-- begin --

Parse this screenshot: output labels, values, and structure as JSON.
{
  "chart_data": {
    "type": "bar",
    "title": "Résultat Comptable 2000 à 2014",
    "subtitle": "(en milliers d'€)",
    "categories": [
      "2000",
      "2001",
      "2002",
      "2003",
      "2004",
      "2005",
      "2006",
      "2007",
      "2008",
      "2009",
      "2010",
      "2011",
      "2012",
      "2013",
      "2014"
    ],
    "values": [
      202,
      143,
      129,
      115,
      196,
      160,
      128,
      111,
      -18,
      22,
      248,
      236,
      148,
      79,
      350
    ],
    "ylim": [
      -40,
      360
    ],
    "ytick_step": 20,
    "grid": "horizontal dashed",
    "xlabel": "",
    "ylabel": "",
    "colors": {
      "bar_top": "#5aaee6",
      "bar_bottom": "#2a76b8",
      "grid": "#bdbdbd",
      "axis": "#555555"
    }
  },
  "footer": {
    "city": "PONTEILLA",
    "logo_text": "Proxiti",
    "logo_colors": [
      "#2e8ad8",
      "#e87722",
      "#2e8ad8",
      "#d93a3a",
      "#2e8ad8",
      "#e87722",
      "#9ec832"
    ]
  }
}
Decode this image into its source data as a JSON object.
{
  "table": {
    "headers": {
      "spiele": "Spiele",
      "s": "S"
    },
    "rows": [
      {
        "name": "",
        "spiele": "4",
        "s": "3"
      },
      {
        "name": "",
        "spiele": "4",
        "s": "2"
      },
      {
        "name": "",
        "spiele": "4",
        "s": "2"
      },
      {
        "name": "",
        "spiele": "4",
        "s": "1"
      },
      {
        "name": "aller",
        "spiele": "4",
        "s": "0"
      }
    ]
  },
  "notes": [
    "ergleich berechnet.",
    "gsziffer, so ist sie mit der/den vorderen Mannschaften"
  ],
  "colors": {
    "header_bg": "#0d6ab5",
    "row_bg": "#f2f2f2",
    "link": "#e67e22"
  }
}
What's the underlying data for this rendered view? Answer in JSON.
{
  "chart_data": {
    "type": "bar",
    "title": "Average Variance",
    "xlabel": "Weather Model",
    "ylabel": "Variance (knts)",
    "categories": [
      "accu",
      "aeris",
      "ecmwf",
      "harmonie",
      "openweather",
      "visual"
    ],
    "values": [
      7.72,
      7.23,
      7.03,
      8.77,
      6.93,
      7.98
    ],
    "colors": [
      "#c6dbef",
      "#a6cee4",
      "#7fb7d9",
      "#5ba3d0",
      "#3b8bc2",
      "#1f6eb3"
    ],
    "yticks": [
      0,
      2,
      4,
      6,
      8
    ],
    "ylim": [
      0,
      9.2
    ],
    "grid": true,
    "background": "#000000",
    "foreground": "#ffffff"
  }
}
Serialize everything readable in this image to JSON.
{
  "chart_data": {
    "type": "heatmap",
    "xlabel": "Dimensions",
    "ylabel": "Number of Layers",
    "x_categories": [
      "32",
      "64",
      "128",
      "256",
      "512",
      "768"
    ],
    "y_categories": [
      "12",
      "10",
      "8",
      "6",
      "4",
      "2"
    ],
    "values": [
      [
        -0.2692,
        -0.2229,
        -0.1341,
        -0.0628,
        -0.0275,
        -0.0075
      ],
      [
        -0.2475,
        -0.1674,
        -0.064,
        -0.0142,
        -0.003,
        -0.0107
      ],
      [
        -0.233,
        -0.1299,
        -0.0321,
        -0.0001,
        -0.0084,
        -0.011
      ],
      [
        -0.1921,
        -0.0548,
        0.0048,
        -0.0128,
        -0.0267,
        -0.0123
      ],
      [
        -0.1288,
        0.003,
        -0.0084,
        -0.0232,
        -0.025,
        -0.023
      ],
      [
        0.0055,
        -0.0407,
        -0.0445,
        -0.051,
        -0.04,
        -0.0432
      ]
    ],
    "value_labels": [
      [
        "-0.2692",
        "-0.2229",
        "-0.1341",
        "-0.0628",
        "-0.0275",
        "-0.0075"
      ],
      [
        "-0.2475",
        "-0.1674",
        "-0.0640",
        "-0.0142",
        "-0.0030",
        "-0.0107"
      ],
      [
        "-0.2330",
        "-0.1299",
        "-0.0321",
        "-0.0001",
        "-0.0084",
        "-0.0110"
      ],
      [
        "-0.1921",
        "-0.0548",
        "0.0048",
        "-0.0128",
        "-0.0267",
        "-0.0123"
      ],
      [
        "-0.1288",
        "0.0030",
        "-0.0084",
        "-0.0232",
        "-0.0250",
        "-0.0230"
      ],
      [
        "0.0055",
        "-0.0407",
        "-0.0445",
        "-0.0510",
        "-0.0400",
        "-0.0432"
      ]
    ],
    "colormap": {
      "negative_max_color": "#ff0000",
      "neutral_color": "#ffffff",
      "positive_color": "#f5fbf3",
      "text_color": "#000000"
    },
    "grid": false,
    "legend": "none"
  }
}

-- end --

- [Task objective]: Check each line of the records above for the word "ffffff", then give the number of lines that have it, with no other words.

- [Finished exercise]: 2